| Stated task |
Gather from the material every line that contains the string "funciones".

| Entries |
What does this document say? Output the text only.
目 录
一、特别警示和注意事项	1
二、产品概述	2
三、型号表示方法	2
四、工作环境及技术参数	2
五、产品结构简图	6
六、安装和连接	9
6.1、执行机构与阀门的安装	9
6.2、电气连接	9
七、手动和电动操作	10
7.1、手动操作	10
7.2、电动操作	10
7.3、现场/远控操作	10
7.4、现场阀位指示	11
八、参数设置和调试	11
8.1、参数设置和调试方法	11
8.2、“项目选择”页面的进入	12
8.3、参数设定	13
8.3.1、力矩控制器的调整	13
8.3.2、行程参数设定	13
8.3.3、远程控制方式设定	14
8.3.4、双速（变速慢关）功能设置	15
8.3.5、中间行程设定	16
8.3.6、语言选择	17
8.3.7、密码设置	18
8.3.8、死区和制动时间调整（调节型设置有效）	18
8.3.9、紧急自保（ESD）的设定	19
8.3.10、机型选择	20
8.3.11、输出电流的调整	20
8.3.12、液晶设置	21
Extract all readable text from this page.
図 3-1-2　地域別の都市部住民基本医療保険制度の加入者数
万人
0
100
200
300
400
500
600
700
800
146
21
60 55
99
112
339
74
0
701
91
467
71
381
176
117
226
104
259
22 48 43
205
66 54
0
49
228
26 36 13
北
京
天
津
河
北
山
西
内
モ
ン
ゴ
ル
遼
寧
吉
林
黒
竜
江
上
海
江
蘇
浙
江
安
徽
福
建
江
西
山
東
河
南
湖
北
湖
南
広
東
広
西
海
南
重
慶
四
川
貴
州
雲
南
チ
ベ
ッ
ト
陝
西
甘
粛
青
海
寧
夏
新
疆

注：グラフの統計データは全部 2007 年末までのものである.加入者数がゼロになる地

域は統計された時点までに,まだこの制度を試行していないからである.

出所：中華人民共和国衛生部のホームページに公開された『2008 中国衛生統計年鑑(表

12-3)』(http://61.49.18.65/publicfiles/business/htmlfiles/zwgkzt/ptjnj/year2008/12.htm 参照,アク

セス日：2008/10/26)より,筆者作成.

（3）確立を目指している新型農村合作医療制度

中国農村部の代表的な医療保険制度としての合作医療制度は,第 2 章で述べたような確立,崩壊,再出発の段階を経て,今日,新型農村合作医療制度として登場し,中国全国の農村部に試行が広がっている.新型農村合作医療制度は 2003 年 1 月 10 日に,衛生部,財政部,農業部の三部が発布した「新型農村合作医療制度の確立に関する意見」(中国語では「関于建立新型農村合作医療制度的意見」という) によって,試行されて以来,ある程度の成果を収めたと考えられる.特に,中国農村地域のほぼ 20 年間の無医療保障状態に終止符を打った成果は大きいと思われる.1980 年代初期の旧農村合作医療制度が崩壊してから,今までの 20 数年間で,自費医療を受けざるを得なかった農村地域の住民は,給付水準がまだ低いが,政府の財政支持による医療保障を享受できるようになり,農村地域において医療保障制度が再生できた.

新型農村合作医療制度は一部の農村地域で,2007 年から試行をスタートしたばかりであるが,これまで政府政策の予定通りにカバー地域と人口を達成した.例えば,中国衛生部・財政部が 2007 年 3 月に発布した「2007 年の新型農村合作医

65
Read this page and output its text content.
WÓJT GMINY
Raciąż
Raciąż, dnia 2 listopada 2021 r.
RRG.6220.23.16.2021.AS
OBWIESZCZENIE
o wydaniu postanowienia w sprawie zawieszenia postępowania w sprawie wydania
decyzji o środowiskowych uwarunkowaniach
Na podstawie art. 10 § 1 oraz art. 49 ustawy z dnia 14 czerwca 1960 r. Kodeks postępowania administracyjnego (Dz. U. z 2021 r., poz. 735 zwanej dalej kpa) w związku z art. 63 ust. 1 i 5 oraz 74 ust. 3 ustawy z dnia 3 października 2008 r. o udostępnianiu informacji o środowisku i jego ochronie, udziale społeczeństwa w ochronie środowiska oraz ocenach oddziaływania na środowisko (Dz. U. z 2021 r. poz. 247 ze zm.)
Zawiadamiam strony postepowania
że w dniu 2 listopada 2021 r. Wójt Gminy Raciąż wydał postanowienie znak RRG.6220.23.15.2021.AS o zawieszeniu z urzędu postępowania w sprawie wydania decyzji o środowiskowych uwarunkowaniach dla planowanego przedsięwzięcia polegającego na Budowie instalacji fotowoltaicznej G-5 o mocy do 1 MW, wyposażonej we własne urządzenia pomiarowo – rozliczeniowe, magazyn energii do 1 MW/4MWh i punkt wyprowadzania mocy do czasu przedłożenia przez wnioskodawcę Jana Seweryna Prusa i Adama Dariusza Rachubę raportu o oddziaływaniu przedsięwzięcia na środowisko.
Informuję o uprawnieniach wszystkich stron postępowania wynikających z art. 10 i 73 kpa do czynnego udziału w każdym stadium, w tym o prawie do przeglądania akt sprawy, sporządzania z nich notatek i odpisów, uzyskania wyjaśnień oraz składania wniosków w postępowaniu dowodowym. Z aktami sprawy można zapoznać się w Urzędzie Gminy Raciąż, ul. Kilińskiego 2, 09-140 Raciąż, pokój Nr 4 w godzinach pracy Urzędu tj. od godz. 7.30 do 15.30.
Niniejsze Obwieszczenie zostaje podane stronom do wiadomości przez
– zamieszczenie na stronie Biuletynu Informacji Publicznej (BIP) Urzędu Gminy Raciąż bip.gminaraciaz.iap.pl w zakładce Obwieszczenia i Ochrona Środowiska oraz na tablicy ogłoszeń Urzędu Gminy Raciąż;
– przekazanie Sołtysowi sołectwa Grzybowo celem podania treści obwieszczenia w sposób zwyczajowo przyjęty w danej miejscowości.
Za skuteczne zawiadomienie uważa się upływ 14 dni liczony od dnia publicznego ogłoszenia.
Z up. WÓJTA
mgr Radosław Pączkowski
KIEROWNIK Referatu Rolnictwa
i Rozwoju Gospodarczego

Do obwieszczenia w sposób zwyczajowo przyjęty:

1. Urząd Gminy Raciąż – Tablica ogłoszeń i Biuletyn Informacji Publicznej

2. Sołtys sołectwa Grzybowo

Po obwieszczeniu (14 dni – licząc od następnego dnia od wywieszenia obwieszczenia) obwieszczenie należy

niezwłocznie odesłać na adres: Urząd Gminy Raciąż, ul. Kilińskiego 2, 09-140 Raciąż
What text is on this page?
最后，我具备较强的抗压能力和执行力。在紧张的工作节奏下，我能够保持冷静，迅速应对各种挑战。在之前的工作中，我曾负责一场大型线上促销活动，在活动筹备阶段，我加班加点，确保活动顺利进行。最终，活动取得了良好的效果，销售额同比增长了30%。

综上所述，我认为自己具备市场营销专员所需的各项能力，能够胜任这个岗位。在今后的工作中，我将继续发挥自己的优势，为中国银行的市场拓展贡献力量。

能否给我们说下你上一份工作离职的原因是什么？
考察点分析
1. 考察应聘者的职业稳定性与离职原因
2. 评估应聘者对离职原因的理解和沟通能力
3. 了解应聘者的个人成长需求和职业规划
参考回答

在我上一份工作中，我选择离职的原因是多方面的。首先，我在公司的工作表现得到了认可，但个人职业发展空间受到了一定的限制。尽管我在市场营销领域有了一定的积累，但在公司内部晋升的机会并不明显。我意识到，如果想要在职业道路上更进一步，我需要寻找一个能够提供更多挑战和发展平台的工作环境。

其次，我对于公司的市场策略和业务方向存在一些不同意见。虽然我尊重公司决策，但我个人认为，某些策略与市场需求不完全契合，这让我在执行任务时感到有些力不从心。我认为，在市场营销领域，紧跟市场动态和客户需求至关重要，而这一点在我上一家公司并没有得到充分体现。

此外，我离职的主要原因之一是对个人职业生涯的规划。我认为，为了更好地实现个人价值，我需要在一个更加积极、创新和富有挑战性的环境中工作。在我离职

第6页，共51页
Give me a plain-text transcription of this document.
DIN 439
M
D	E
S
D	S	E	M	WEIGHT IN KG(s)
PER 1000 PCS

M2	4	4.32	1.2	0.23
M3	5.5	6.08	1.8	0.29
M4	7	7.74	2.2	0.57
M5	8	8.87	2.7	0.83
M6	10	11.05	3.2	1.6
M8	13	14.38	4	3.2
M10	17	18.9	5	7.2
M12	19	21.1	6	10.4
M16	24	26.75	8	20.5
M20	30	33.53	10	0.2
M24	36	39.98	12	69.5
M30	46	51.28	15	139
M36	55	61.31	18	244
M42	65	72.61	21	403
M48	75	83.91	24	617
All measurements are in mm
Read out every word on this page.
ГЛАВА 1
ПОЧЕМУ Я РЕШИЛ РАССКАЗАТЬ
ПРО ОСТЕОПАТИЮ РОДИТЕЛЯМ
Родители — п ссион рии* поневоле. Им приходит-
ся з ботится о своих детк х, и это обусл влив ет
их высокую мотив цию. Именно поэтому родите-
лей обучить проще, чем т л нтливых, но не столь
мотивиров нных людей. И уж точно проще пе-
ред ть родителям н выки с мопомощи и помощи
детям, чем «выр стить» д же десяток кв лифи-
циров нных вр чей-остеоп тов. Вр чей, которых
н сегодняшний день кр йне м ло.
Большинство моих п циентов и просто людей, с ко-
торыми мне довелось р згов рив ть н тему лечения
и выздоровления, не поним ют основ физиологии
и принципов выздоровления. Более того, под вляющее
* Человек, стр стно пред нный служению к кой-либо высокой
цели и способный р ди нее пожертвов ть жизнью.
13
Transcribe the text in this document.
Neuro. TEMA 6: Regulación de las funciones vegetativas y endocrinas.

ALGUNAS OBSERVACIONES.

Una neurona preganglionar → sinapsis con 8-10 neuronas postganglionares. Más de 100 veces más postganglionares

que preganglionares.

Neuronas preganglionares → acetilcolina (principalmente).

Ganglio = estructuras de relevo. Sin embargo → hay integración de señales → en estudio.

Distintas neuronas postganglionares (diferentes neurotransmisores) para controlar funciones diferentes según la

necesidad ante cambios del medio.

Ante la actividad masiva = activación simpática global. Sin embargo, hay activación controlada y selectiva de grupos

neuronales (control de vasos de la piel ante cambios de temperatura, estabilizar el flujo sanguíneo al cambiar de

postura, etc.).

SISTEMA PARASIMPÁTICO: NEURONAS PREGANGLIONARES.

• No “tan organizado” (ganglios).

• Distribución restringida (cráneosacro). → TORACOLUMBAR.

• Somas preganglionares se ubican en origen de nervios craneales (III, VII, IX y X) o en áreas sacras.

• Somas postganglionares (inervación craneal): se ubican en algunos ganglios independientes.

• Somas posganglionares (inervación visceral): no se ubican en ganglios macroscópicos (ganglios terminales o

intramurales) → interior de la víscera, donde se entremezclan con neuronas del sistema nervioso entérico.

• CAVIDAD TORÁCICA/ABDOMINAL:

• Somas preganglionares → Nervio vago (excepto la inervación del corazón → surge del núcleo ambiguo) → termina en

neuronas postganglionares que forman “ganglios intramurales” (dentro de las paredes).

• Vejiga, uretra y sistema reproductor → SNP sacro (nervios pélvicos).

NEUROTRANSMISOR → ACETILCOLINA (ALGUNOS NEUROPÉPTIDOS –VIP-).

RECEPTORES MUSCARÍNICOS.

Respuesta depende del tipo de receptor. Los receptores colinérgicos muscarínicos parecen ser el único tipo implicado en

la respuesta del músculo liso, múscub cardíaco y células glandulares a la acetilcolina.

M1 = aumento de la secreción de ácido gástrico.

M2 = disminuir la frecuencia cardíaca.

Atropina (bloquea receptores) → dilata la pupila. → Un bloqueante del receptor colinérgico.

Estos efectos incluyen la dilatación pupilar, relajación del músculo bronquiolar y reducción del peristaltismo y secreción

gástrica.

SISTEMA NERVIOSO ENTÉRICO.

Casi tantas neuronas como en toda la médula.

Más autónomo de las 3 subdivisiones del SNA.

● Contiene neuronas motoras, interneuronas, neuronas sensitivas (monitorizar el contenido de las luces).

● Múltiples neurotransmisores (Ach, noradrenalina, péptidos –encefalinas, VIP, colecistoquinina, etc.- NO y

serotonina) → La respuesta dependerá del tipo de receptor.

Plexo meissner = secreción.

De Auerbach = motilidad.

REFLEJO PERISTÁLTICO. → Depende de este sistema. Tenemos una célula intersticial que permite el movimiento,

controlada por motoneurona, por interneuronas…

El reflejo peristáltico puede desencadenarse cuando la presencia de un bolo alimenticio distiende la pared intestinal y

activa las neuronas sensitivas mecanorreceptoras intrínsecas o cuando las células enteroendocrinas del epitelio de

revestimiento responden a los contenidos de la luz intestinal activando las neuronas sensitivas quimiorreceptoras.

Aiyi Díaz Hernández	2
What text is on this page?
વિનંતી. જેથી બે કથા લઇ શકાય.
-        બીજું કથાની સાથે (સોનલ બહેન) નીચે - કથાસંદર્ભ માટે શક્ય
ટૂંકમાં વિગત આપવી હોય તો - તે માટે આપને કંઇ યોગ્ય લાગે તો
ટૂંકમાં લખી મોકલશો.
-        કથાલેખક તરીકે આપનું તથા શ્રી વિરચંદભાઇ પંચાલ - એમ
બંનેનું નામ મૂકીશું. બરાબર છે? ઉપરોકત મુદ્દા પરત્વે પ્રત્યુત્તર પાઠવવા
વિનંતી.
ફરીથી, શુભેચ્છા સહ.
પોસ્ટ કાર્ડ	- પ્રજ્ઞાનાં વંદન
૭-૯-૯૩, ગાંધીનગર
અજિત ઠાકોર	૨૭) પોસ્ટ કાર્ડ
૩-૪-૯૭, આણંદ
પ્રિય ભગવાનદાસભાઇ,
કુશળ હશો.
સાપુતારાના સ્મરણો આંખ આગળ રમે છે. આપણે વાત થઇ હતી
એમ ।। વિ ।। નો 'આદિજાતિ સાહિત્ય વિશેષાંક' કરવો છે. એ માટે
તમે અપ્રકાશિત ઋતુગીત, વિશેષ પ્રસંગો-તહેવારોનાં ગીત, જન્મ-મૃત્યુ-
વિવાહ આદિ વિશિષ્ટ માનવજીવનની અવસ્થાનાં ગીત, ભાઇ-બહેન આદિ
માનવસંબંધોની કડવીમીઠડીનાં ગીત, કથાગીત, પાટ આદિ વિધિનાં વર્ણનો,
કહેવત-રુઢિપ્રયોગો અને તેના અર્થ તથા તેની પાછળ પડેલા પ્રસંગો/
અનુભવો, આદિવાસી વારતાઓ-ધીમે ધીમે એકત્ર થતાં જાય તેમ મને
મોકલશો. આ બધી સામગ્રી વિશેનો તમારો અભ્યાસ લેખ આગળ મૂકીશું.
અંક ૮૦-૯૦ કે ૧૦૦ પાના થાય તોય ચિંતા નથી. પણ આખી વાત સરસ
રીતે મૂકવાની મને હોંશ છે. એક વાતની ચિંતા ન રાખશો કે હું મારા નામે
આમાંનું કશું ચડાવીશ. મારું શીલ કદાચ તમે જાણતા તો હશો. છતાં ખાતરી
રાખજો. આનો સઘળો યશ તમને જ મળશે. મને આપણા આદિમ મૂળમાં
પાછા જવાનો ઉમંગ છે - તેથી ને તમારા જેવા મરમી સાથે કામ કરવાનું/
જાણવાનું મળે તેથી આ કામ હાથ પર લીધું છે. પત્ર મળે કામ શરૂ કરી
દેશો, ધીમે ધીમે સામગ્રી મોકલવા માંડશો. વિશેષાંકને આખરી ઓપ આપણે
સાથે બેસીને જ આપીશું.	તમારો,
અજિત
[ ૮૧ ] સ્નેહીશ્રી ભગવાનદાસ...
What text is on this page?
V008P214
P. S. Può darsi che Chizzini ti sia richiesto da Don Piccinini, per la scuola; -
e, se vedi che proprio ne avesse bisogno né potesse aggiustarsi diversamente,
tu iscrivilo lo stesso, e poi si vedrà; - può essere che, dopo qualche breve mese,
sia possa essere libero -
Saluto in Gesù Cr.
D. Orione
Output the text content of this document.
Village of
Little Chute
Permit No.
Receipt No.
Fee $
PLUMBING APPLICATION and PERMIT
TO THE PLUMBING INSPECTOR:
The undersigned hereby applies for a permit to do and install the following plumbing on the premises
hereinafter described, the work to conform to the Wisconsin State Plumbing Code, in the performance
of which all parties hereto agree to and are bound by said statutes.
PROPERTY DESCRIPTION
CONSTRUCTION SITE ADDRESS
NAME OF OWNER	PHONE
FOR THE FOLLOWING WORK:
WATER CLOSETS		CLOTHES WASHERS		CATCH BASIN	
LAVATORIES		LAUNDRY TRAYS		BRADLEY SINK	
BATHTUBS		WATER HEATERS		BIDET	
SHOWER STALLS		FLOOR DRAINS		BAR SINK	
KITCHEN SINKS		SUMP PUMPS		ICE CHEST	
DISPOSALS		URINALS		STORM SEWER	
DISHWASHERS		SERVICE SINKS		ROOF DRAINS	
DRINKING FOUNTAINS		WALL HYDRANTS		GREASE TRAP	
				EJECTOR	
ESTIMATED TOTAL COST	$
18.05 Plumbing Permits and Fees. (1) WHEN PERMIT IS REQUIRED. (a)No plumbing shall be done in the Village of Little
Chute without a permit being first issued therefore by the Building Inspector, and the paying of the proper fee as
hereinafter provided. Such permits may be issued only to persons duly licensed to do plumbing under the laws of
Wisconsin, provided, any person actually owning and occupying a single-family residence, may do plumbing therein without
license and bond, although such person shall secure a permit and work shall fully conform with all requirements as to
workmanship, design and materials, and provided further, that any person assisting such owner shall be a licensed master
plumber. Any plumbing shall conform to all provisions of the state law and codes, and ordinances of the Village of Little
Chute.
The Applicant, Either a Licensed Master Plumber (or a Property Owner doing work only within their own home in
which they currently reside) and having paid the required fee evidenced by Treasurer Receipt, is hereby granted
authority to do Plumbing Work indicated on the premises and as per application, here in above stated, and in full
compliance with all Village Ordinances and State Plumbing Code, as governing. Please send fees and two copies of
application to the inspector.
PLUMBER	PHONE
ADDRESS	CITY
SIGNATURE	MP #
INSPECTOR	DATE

| Correct result |
Neuro. TEMA 6: Regulación de las funciones vegetativas y endocrinas.
Distintas neuronas postganglionares (diferentes neurotransmisores) para controlar funciones diferentes según la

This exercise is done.